__SOURCE EXTRACT__:
Posts Tagged Jurisdiction
As I am about to take the family on a half-term break (and with no less than 22 draft blog posts in the ledger – February /March are likely to be intense blog months), I am pleased to flag a conference which I am calling together with Jura Falconis, the faculty’s student-run law review.
Registration and program are here. Below is the blurb and exciting line-up. It would be great to see many of you at Leuven! Geert.
In 2018 we celebrate the 50th year since the adoption of the 1968 Brussels Convention on jurisdiction and the enforcement of judgments in civil and commercial matters. The 1968 attempt to facilitate the free movement of judgments in the EU, helped lay the foundations for the exciting developments in European private international law which have occurred since. Many of the outstanding issues in what is now the Brussels I Recast (also known as EEX-bis; or Brussels Ibis) continue to have an impact on other parts of European civil procedure.

__ITEMS__:
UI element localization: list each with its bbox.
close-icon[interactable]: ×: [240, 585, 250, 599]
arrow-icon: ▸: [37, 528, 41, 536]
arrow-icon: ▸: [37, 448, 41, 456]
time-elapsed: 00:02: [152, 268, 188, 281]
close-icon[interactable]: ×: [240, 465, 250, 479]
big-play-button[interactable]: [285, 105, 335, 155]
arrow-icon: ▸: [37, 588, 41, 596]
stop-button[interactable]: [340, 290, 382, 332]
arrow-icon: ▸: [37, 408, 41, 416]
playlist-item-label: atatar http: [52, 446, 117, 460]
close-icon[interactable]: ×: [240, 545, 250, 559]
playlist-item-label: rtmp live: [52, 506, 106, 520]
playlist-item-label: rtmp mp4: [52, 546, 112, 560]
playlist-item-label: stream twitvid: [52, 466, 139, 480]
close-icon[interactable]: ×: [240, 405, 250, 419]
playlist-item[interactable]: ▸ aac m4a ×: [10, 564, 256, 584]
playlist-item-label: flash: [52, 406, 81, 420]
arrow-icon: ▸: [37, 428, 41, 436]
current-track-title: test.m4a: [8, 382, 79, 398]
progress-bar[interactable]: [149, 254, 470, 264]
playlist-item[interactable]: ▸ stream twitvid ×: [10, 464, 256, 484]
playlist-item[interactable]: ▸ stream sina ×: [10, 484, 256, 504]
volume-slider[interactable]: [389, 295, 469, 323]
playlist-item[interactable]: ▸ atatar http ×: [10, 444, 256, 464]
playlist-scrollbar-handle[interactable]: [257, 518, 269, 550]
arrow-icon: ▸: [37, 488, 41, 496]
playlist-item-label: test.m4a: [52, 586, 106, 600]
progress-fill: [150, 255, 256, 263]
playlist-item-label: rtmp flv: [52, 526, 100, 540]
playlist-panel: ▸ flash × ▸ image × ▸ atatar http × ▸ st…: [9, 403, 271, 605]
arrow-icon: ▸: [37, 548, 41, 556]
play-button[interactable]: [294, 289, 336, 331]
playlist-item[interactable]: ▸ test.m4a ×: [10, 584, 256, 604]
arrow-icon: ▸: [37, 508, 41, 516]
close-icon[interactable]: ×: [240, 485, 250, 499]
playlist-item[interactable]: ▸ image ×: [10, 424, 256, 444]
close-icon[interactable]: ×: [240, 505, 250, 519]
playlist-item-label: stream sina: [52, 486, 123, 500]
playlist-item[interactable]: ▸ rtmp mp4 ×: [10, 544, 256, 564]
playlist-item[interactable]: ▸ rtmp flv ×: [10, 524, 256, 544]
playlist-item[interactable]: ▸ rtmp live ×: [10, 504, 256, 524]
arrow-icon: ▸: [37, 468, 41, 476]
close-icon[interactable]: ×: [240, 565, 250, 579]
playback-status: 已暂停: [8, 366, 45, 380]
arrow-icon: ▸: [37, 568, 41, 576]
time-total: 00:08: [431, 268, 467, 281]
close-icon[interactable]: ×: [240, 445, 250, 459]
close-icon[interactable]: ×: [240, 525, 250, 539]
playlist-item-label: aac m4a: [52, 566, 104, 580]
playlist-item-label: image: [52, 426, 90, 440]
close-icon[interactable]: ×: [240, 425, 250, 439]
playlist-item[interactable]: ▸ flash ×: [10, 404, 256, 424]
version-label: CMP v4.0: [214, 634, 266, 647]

__TASK SET__:
**a)** According to the conference post on the Brussels Convention, how many draft blog posts are waiting in the ledger?
**b)** List every name the conference post on the Brussels Convention gives for the instrument it calls the Brussels I Recast.
**c)** Pick up the conference post on the Brussels Convention after its final sentence and continue writing it.

__FINAL ANSWERS__:
**a)** 22

**b)** Brussels I Recast, EEX-bis, Brussels Ibis

**c)**
Co-organised by Leuven Law’s Institute of Private International Law and Jura Falconis, KU Leuven’s student law review, this event will consider, capita selecta wise, the application and implications of the Convention and its successors. It will also discuss the future direction of EU private international law both for civil and commercial matters, and for issues outside of commercial litigation. At a time when in most Member States the majority of commercial transactions have some kind of international element, this is a timely refresher for practitioners, judges, students and scholars alike.
Morning program. Chaired by professor Jinske Verhellen (U Gent)
10:00 – 10:30
Registration and welcome
10:30 – 10:35
Opening by Jura Falconis
10:35 – 11:00
Les grands courants of 50 years of European private international law
Professor Geert Van Calster (KU Leuven)
11:00 – 11:30
Regulatory competition in civil procedure between the Member States
Professor Stéphanie Francq (UC Louvain)
11:30 – 12:00
The application of Brussels I (Recast) in the Member States
Professor Burkhard Hess (Max Planck Institute Luxembourg)
12:00 – 12:15
12:15 – 13:00
Afternoon program. Chaired by professor Karen Vandekerckhove (European Commission’s Directorate General for Justice and Consumers, UC Louvain)
13:00 – 13:30
Brussels calling. The extra-EU application of European private international law
Professor Thalia Kruger (U Antwerpen)
13:30 – 14:00
The (not so symbiotic?) relation between the Insolvency and the Brussels I regimes
Arie Van Hoe (NautaDutilh, U Antwerpen)
14:00 – 14:30
Alternative Dispute Resolution and the Brussels Regime
Professor Stefaan Voet (KU Leuven)
14:30 – 15:00
Brussels I Recast and the Hague Judgments Project
Professor Marta Pertegas (U Antwerpen)
15:00 – 15:15
15:15 – 15:45
15:45 – 16:10
Provisional measures under the Brussels regime
Professor Arnaud Nuyts (ULB)
16:10 – 16:30
Brussels falling. The relationship between the UK and the EU post Brexit
Dr Helena Raulus (UK Law Societies’ Brussels office)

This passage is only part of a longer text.